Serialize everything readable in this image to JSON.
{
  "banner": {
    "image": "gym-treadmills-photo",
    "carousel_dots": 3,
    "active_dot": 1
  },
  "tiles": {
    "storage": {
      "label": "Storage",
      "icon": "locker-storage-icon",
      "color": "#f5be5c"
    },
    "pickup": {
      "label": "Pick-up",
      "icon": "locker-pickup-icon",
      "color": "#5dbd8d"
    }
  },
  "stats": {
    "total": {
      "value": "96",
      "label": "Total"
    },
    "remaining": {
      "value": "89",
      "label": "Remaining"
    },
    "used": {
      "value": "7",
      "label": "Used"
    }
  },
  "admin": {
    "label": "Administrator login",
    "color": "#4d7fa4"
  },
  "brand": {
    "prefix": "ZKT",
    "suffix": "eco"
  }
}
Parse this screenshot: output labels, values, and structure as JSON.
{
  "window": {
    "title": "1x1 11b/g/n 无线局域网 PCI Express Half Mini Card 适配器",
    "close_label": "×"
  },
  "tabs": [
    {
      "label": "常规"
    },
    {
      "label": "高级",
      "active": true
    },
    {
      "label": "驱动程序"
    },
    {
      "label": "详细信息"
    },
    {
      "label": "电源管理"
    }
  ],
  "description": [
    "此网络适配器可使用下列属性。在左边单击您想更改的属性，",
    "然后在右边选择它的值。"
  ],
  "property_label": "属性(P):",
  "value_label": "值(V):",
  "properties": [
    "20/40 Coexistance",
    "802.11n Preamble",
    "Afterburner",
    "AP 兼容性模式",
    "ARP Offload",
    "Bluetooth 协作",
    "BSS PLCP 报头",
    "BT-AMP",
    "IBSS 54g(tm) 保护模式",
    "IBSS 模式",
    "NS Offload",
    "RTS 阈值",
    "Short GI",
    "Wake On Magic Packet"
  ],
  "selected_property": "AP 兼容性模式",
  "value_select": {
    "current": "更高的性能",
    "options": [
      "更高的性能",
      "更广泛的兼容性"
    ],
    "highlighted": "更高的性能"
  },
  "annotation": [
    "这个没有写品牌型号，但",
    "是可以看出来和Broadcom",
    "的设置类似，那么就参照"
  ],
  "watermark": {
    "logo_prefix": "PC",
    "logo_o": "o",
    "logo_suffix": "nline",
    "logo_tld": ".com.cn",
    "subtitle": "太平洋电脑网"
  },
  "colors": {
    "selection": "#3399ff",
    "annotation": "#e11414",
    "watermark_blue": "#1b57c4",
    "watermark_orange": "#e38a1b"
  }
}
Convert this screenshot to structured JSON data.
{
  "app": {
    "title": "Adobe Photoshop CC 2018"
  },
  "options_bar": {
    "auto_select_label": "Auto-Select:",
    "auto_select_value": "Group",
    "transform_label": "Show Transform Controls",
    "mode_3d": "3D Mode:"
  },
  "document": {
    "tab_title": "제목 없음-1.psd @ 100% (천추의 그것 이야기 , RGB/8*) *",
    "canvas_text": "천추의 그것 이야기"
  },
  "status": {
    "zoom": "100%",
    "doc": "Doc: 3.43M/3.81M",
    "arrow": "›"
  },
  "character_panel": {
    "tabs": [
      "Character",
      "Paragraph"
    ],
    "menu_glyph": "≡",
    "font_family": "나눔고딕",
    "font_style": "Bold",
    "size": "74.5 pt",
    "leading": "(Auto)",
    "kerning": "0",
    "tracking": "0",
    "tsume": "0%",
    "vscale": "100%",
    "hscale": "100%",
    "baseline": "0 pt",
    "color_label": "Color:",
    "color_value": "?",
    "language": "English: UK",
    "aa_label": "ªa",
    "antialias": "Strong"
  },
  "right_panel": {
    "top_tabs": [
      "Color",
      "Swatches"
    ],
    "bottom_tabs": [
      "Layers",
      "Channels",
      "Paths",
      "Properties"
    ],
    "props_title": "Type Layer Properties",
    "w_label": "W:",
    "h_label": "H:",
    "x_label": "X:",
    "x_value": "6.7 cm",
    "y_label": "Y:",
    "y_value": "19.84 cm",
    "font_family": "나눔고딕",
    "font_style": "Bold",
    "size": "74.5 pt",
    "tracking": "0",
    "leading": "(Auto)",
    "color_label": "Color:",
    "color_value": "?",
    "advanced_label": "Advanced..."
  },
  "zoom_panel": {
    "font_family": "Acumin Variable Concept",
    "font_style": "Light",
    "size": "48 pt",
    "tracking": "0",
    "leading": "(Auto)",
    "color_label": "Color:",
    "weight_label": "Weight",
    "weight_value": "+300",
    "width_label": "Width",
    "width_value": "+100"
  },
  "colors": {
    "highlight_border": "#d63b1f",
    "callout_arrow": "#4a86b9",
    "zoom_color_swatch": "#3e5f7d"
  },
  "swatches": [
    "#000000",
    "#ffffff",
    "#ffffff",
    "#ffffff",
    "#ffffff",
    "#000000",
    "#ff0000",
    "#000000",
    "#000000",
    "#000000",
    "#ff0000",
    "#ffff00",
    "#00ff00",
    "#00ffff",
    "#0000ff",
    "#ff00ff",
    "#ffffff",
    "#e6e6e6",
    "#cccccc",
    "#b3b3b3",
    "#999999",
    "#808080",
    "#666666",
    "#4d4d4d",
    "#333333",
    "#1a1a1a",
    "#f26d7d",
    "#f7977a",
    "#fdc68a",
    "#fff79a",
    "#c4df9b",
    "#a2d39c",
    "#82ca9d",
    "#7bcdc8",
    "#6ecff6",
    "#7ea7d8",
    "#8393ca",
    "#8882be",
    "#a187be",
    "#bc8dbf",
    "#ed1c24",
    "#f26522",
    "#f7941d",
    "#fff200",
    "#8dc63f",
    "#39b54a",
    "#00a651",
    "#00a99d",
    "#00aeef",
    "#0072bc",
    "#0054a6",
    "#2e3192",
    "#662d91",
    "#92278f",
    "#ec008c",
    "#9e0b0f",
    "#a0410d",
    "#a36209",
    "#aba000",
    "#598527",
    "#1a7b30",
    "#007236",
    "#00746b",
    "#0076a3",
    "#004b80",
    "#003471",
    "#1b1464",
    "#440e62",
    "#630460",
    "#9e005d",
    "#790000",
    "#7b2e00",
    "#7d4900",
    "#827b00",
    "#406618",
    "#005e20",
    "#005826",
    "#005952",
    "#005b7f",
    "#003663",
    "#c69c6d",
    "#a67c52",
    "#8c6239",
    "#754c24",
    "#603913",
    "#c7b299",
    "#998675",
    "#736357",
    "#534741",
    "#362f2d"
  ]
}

# # # #

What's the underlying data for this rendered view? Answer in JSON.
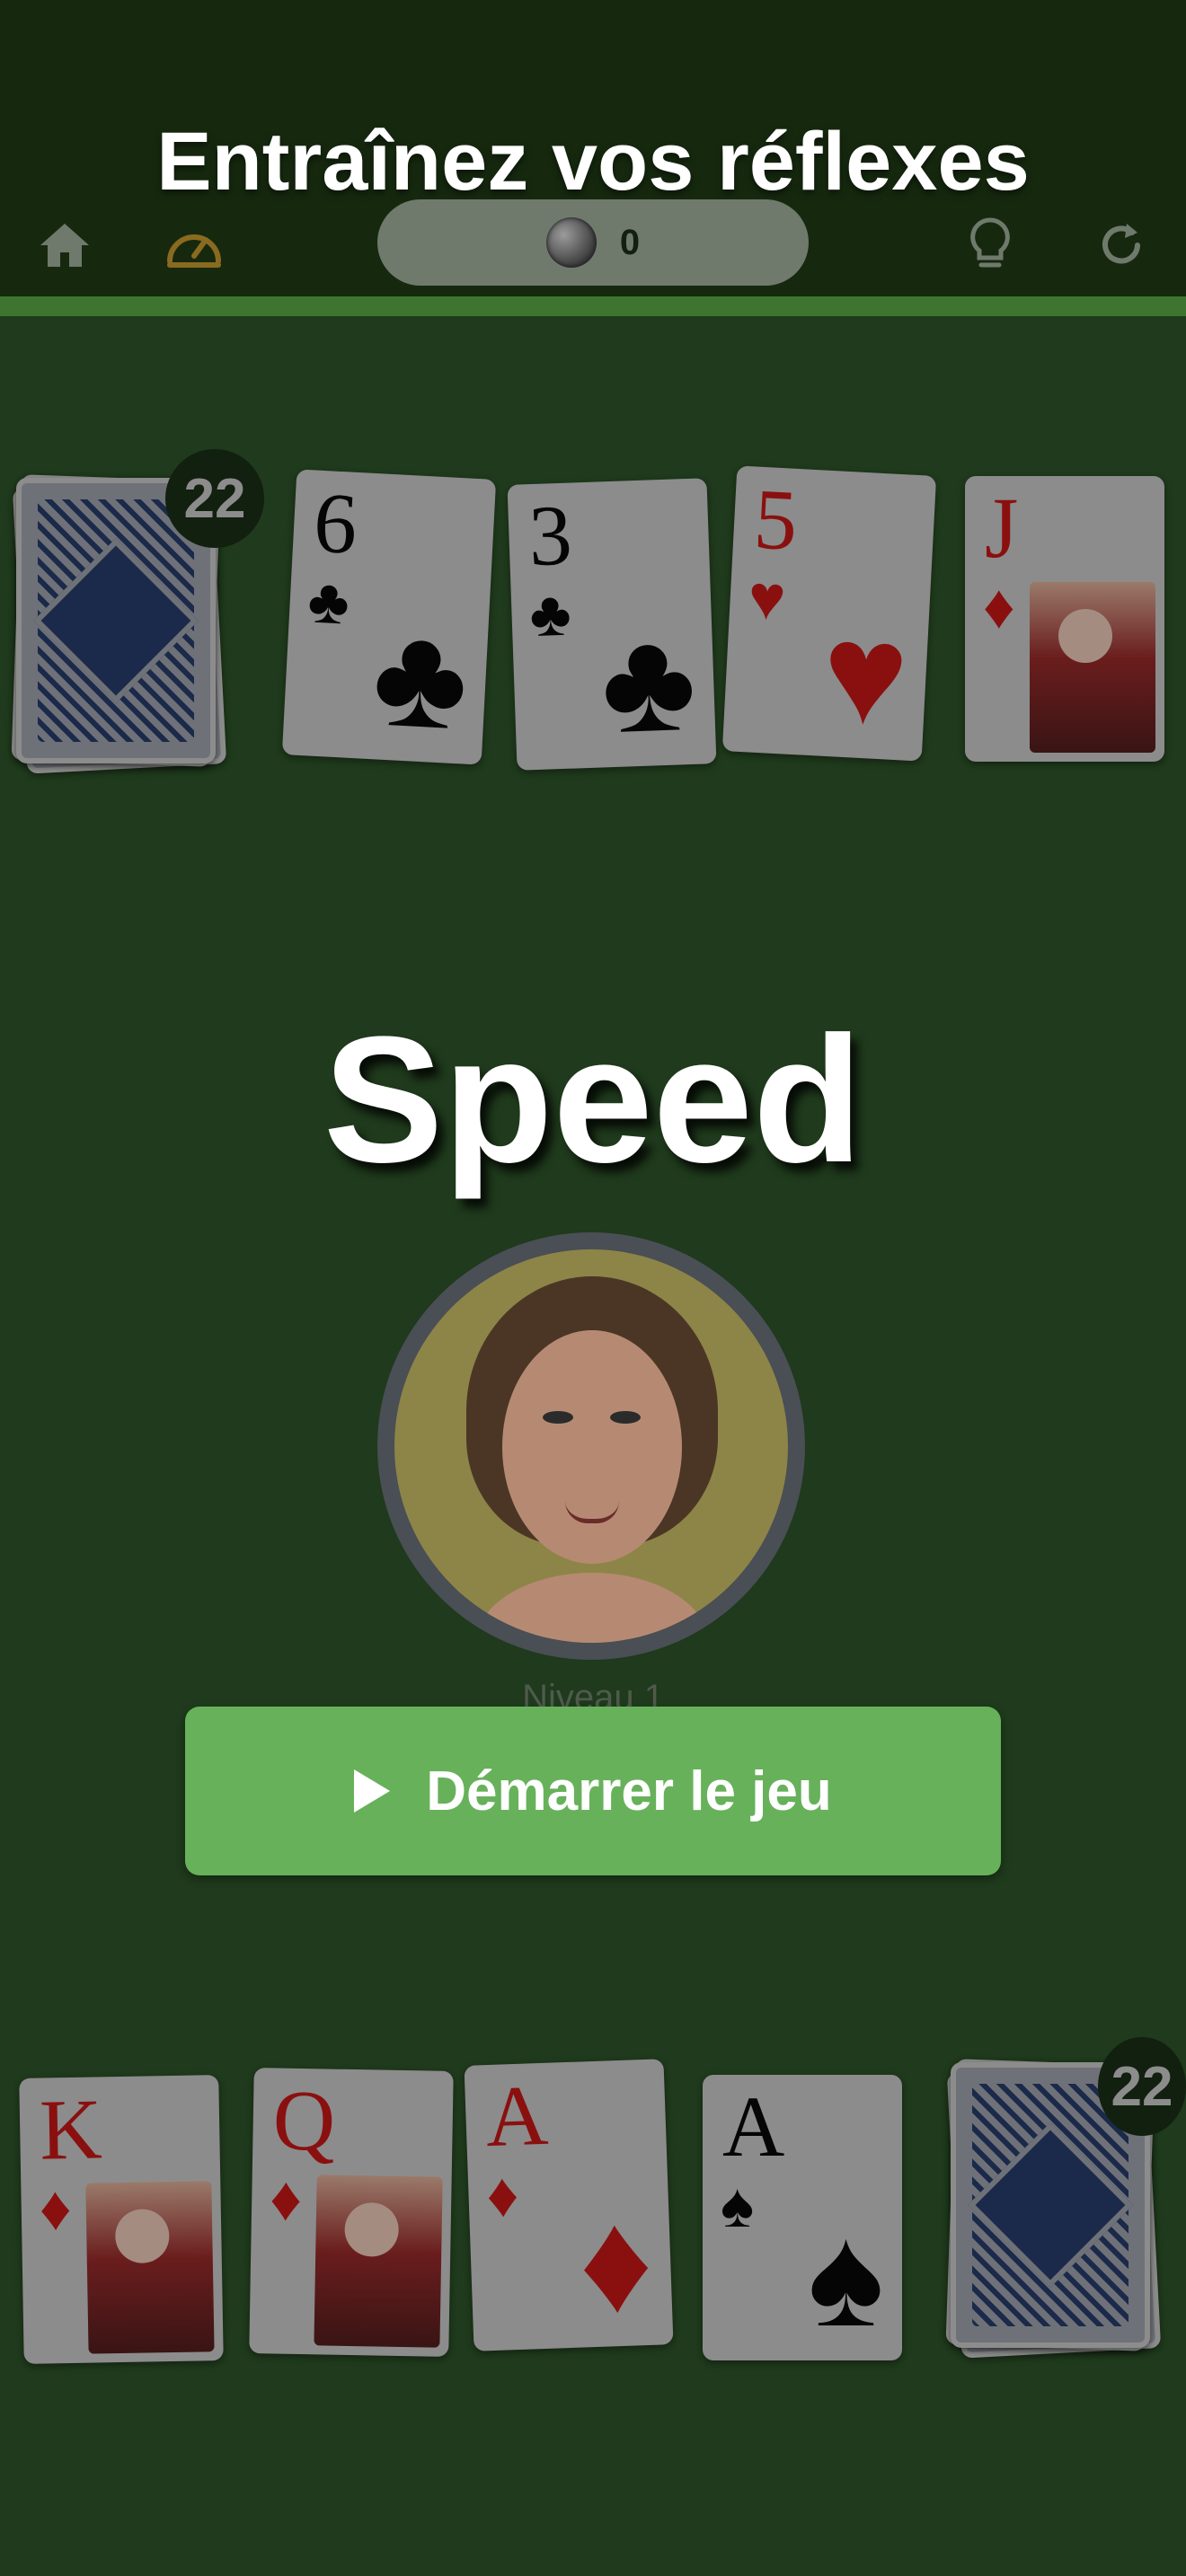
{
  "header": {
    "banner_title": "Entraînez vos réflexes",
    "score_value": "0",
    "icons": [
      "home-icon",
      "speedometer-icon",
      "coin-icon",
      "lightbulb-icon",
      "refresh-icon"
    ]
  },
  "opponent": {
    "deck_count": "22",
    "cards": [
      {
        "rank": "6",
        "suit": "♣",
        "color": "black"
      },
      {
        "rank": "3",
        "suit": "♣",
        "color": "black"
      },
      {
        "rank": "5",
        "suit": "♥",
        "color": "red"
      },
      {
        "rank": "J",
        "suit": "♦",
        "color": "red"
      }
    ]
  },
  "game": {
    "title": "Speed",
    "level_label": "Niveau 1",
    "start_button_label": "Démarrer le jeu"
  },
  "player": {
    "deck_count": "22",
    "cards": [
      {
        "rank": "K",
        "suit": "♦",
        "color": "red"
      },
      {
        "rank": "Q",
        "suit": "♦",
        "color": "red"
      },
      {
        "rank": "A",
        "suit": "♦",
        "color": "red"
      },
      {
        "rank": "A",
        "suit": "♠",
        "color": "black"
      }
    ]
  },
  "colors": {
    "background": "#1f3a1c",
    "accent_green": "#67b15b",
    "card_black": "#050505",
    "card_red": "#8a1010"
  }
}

# # # #

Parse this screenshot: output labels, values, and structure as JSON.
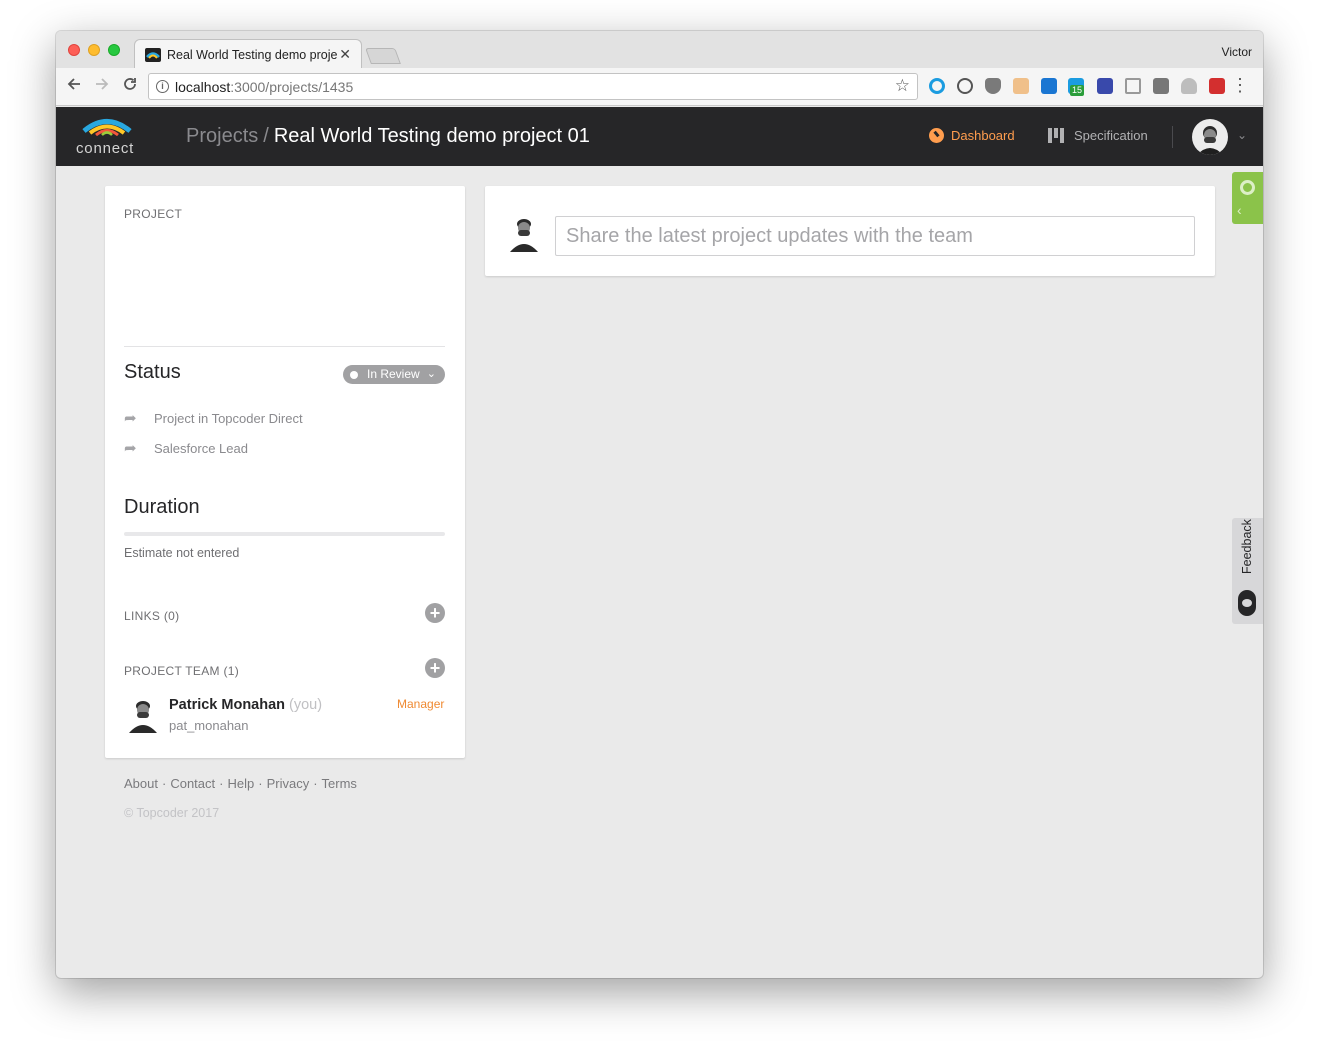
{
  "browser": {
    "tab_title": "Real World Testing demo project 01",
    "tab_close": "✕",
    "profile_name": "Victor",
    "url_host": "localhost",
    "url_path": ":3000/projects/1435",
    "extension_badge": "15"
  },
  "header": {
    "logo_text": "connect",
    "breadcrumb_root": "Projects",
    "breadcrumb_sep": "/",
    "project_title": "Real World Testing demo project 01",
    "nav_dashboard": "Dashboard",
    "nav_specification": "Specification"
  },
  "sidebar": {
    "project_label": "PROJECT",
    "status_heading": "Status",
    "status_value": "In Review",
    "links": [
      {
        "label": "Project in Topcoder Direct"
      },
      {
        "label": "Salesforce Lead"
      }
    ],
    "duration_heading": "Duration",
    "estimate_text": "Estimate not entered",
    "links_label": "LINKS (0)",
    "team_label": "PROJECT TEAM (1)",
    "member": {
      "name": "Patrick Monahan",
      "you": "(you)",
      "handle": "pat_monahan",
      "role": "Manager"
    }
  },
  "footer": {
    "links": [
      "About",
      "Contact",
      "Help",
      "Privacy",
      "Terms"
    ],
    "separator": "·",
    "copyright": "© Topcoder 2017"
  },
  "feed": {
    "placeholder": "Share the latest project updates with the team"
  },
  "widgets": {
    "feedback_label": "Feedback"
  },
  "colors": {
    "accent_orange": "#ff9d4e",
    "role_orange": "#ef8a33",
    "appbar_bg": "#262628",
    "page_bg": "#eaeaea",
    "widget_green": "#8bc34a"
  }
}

# # # #

§ GOAL
Gather up the lines that contain the word "this".

§ ANSWER
Serialize everything readable in this image to JSON.
Parse this screenshot: output labels, values, and structure as JSON.
Convert this screenshot to structured JSON data.
What's the underlying data for this rendered view? Answer in JSON.
Parse this screenshot: output labels, values, and structure as JSON.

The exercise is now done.